● STATED PROBLEM
Can you transcribe every line exactly and leave the pictures behind?

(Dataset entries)
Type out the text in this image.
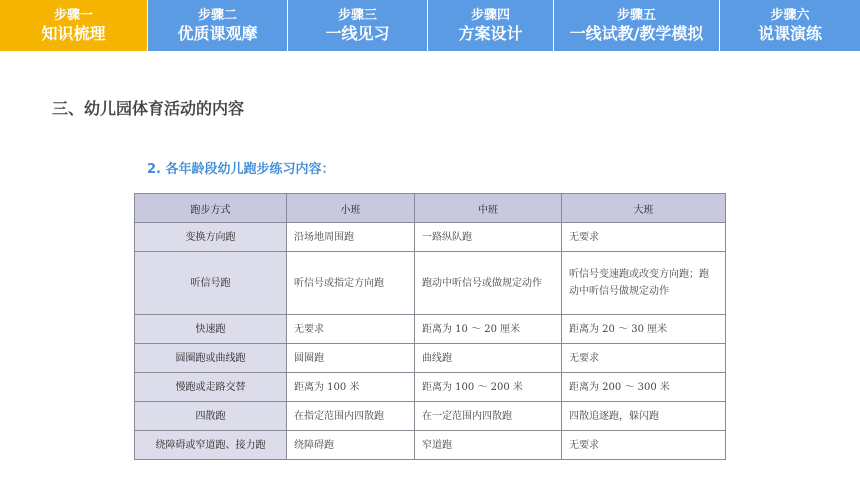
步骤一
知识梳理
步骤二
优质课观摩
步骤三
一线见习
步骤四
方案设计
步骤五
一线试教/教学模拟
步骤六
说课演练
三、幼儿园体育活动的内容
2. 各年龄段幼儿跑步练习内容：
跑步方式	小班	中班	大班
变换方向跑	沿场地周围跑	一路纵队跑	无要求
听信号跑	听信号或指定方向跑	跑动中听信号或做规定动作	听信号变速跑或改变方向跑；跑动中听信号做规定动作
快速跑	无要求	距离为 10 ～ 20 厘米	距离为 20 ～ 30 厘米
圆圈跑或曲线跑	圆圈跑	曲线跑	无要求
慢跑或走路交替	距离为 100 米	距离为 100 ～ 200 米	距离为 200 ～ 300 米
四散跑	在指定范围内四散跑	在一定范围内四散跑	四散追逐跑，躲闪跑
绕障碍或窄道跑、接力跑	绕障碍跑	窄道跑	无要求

● OUTPUT BELOW
Type out the text in this image.
步骤一
知识梳理
步骤二
优质课观摩
步骤三
一线见习
步骤四
方案设计
步骤五
一线试教/教学模拟
步骤六
说课演练
三、幼儿园体育活动的内容
2. 各年龄段幼儿跑步练习内容：
跑步方式	小班	中班	大班
变换方向跑	沿场地周围跑	一路纵队跑	无要求
听信号跑	听信号或指定方向跑	跑动中听信号或做规定动作	听信号变速跑或改变方向跑；跑动中听信号做规定动作
快速跑	无要求	距离为 10 ～ 20 厘米	距离为 20 ～ 30 厘米
圆圈跑或曲线跑	圆圈跑	曲线跑	无要求
慢跑或走路交替	距离为 100 米	距离为 100 ～ 200 米	距离为 200 ～ 300 米
四散跑	在指定范围内四散跑	在一定范围内四散跑	四散追逐跑，躲闪跑
绕障碍或窄道跑、接力跑	绕障碍跑	窄道跑	无要求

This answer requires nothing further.